▶ _Questions to answer_
#1 Reproduce the passage about Art Davis from "Tim also created" through "Symphony and others.".
#2 According to the passage about Art Davis, what was his hometown?
#3 Name every orchestra that the passage about Art Davis lists as one he performed with.

Start of Selected extract

We’re featuring a guest interview by bassist Tim Wolfe, Jr. interviewing his former teacher Jim Miller about Art Davis. Tim and Jim discuss Art Davis’ life, career, and pedagogical approach. They discuss Art’s book and his four-finger approach to the double bass, among other subjects.
We’re also featuring excerpts from “Duo,” a track from the Art Davis Quartet album Life and featuring Art Davis, John Hicks, Idris Muhammad & Pharoah Sanders. This album (along with other music from Art’s considerable career) is available through iTunes.
Tim also created a timeline (PDF) detailing milestones in Art’s career:
About Art Davis:
In a musical career that has spanned four decades, Dr. Art Davis has played his bass with a myriad of the greatest jazz, classical, and popular artists in the world. He has shared his talents with not only the best jazz musicians (John Coltrane,Max Roach, Dizzy Gillespie, Lena Horne, Thelonius Monk, Louis Armstrong, Count Basie, Quincy Jones, etc.), but with notable figures from popular music such as Judy Garland, Bob Dylan, Minne Pearl, Barbara Streisand, Hank Williams. Davis’ career has also seen performances with major orchestras such as the National Symphony, NBC Symphony, New York Philharmonic, Los Angeles Philharmonic, Radio City Music Hall Symphony, Westchester Symphony, Orange County Symphony and others.
Davis studied the tuba as well as the piano as a boy in his hometown of Harrisburg, Pennsylvania before switching to the bass in high school. He won numerous awards on both tuba and double-bass while attending high school. Upon graduation, he moved to New York to study via scholarship at both theManhattan School of Music as well as the Juilliard School of Music. While attending the latter he studied with world renown cellist Lazlo Varga andAnselme Fortier, who was principal bassist with the New York Philharmonic at that time. He earned a B.A. degree, triple major in psychology, music, physics, summa sum laude from Hunter College, City University of New York.

End of Selected extract
Start of Exercise data

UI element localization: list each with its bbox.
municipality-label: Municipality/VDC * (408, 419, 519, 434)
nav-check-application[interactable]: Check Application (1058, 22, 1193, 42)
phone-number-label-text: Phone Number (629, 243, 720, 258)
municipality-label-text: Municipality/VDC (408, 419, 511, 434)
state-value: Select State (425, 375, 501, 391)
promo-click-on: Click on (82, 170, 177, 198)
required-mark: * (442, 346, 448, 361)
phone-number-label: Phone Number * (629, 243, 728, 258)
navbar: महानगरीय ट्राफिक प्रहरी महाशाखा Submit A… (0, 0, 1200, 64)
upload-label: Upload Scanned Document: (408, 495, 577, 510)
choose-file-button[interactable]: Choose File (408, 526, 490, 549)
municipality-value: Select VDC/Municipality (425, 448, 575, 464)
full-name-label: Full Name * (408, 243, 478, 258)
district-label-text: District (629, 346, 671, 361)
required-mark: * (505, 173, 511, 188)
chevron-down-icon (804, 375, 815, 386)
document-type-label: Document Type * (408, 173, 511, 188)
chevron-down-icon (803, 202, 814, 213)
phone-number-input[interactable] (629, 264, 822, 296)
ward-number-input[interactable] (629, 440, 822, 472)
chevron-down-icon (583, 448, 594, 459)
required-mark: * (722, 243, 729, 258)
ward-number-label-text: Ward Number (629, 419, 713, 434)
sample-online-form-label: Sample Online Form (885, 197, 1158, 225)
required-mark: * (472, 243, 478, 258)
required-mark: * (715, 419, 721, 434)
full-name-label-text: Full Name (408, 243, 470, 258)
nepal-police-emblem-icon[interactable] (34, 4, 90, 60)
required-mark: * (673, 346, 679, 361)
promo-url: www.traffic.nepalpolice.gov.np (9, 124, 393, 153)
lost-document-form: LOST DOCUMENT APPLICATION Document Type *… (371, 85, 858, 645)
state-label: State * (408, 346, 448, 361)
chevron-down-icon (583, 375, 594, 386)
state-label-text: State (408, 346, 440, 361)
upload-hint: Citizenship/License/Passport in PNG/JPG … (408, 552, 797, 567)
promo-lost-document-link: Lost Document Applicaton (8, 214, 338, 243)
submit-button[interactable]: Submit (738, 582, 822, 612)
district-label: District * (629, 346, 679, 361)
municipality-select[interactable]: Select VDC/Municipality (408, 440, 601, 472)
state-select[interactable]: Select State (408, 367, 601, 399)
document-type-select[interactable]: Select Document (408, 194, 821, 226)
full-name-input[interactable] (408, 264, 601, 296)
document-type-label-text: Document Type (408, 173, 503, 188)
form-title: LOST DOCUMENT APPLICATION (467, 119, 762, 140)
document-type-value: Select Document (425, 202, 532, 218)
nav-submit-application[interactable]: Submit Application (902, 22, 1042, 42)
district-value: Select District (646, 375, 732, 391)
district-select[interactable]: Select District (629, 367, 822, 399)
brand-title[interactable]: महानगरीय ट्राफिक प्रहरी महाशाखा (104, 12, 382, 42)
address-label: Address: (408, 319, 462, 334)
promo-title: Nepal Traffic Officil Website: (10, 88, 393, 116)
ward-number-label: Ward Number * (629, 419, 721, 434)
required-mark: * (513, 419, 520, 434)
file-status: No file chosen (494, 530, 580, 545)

End of Exercise data

▶ _Answer section_
#1
Tim also created a timeline (PDF) detailing milestones in Art’s career:
About Art Davis:
In a musical career that has spanned four decades, Dr. Art Davis has played his bass with a myriad of the greatest jazz, classical, and popular artists in the world. He has shared his talents with not only the best jazz musicians (John Coltrane,Max Roach, Dizzy Gillespie, Lena Horne, Thelonius Monk, Louis Armstrong, Count Basie, Quincy Jones, etc.), but with notable figures from popular music such as Judy Garland, Bob Dylan, Minne Pearl, Barbara Streisand, Hank Williams. Davis’ career has also seen performances with major orchestras such as the National Symphony, NBC Symphony, New York Philharmonic, Los Angeles Philharmonic, Radio City Music Hall Symphony, Westchester Symphony, Orange County Symphony and others.

#2 Harrisburg, Pennsylvania.

#3
National Symphony
NBC Symphony
New York Philharmonic
Los Angeles Philharmonic
Radio City Music Hall Symphony
Westchester Symphony
Orange County Symphony